Written request = Your task is to reproduce the entries below word for word.

Structured figure records

#####

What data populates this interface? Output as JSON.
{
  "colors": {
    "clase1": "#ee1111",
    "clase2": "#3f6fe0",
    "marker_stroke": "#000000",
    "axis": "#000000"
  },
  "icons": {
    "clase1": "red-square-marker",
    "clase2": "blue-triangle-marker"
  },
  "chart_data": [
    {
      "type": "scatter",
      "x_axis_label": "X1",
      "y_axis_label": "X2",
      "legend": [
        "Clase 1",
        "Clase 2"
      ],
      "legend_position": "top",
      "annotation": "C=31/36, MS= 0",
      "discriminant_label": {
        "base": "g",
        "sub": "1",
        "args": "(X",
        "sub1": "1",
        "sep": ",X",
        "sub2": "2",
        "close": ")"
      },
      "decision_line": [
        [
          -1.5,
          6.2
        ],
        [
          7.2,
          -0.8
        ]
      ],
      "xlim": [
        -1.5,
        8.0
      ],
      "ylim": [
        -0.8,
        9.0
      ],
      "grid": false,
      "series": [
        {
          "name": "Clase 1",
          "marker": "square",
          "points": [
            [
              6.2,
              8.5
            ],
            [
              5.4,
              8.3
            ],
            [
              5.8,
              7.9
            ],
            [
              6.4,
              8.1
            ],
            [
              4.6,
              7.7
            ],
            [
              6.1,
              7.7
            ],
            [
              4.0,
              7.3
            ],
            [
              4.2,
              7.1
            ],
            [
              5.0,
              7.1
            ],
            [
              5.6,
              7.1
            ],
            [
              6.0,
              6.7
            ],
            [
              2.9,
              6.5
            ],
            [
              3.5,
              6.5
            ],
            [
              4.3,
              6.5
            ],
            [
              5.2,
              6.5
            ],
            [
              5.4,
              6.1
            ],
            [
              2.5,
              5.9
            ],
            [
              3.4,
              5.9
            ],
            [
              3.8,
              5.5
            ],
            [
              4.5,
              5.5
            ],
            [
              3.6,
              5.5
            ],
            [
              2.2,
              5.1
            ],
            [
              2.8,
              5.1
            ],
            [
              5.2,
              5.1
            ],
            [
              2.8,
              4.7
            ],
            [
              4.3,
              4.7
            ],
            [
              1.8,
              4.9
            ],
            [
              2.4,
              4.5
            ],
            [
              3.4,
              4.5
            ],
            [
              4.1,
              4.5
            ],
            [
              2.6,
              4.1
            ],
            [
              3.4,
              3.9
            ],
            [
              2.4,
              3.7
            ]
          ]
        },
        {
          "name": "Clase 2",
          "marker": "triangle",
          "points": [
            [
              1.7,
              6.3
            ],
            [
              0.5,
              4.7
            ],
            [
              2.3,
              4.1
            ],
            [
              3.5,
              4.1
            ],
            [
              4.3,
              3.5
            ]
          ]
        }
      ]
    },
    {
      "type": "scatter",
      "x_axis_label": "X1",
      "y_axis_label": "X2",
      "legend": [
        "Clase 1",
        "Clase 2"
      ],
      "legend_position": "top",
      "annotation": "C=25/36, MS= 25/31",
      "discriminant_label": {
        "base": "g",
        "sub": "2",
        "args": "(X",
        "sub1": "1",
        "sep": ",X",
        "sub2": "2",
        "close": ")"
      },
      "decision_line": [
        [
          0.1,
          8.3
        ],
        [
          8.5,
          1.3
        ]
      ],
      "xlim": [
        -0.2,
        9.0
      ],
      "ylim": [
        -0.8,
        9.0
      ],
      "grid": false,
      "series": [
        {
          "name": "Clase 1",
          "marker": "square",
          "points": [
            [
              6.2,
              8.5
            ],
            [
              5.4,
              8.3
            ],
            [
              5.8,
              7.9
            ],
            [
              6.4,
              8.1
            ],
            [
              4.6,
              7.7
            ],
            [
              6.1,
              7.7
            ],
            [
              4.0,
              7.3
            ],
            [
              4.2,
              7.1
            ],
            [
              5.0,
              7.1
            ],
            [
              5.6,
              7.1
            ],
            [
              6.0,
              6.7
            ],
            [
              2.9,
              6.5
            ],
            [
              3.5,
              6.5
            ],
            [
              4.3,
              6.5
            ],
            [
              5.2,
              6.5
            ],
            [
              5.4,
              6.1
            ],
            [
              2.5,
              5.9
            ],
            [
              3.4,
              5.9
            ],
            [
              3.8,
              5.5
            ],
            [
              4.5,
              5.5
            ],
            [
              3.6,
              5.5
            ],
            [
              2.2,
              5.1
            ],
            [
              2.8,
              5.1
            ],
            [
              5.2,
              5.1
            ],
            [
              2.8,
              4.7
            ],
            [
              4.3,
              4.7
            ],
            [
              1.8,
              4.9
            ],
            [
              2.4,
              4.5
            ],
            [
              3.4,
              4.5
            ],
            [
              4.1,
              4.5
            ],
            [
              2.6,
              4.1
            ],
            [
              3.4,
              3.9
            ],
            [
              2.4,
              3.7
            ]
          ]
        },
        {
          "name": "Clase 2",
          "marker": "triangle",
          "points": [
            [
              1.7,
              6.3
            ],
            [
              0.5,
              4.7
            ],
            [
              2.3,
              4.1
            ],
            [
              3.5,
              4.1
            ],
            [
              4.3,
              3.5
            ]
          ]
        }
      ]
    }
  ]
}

#####

Solution for this task =
What data populates this interface? Output as JSON.
{
  "colors": {
    "clase1": "#ee1111",
    "clase2": "#3f6fe0",
    "marker_stroke": "#000000",
    "axis": "#000000"
  },
  "icons": {
    "clase1": "red-square-marker",
    "clase2": "blue-triangle-marker"
  },
  "chart_data": [
    {
      "type": "scatter",
      "x_axis_label": "X1",
      "y_axis_label": "X2",
      "legend": [
        "Clase 1",
        "Clase 2"
      ],
      "legend_position": "top",
      "annotation": "C=31/36, MS= 0",
      "discriminant_label": {
        "base": "g",
        "sub": "1",
        "args": "(X",
        "sub1": "1",
        "sep": ",X",
        "sub2": "2",
        "close": ")"
      },
      "decision_line": [
        [
          -1.5,
          6.2
        ],
        [
          7.2,
          -0.8
        ]
      ],
      "xlim": [
        -1.5,
        8.0
      ],
      "ylim": [
        -0.8,
        9.0
      ],
      "grid": false,
      "series": [
        {
          "name": "Clase 1",
          "marker": "square",
          "points": [
            [
              6.2,
              8.5
            ],
            [
              5.4,
              8.3
            ],
            [
              5.8,
              7.9
            ],
            [
              6.4,
              8.1
            ],
            [
              4.6,
              7.7
            ],
            [
              6.1,
              7.7
            ],
            [
              4.0,
              7.3
            ],
            [
              4.2,
              7.1
            ],
            [
              5.0,
              7.1
            ],
            [
              5.6,
              7.1
            ],
            [
              6.0,
              6.7
            ],
            [
              2.9,
              6.5
            ],
            [
              3.5,
              6.5
            ],
            [
              4.3,
              6.5
            ],
            [
              5.2,
              6.5
            ],
            [
              5.4,
              6.1
            ],
            [
              2.5,
              5.9
            ],
            [
              3.4,
              5.9
            ],
            [
              3.8,
              5.5
            ],
            [
              4.5,
              5.5
            ],
            [
              3.6,
              5.5
            ],
            [
              2.2,
              5.1
            ],
            [
              2.8,
              5.1
            ],
            [
              5.2,
              5.1
            ],
            [
              2.8,
              4.7
            ],
            [
              4.3,
              4.7
            ],
            [
              1.8,
              4.9
            ],
            [
              2.4,
              4.5
            ],
            [
              3.4,
              4.5
            ],
            [
              4.1,
              4.5
            ],
            [
              2.6,
              4.1
            ],
            [
              3.4,
              3.9
            ],
            [
              2.4,
              3.7
            ]
          ]
        },
        {
          "name": "Clase 2",
          "marker": "triangle",
          "points": [
            [
              1.7,
              6.3
            ],
            [
              0.5,
              4.7
            ],
            [
              2.3,
              4.1
            ],
            [
              3.5,
              4.1
            ],
            [
              4.3,
              3.5
            ]
          ]
        }
      ]
    },
    {
      "type": "scatter",
      "x_axis_label": "X1",
      "y_axis_label": "X2",
      "legend": [
        "Clase 1",
        "Clase 2"
      ],
      "legend_position": "top",
      "annotation": "C=25/36, MS= 25/31",
      "discriminant_label": {
        "base": "g",
        "sub": "2",
        "args": "(X",
        "sub1": "1",
        "sep": ",X",
        "sub2": "2",
        "close": ")"
      },
      "decision_line": [
        [
          0.1,
          8.3
        ],
        [
          8.5,
          1.3
        ]
      ],
      "xlim": [
        -0.2,
        9.0
      ],
      "ylim": [
        -0.8,
        9.0
      ],
      "grid": false,
      "series": [
        {
          "name": "Clase 1",
          "marker": "square",
          "points": [
            [
              6.2,
              8.5
            ],
            [
              5.4,
              8.3
            ],
            [
              5.8,
              7.9
            ],
            [
              6.4,
              8.1
            ],
            [
              4.6,
              7.7
            ],
            [
              6.1,
              7.7
            ],
            [
              4.0,
              7.3
            ],
            [
              4.2,
              7.1
            ],
            [
              5.0,
              7.1
            ],
            [
              5.6,
              7.1
            ],
            [
              6.0,
              6.7
            ],
            [
              2.9,
              6.5
            ],
            [
              3.5,
              6.5
            ],
            [
              4.3,
              6.5
            ],
            [
              5.2,
              6.5
            ],
            [
              5.4,
              6.1
            ],
            [
              2.5,
              5.9
            ],
            [
              3.4,
              5.9
            ],
            [
              3.8,
              5.5
            ],
            [
              4.5,
              5.5
            ],
            [
              3.6,
              5.5
            ],
            [
              2.2,
              5.1
            ],
            [
              2.8,
              5.1
            ],
            [
              5.2,
              5.1
            ],
            [
              2.8,
              4.7
            ],
            [
              4.3,
              4.7
            ],
            [
              1.8,
              4.9
            ],
            [
              2.4,
              4.5
            ],
            [
              3.4,
              4.5
            ],
            [
              4.1,
              4.5
            ],
            [
              2.6,
              4.1
            ],
            [
              3.4,
              3.9
            ],
            [
              2.4,
              3.7
            ]
          ]
        },
        {
          "name": "Clase 2",
          "marker": "triangle",
          "points": [
            [
              1.7,
              6.3
            ],
            [
              0.5,
              4.7
            ],
            [
              2.3,
              4.1
            ],
            [
              3.5,
              4.1
            ],
            [
              4.3,
              3.5
            ]
          ]
        }
      ]
    }
  ]
}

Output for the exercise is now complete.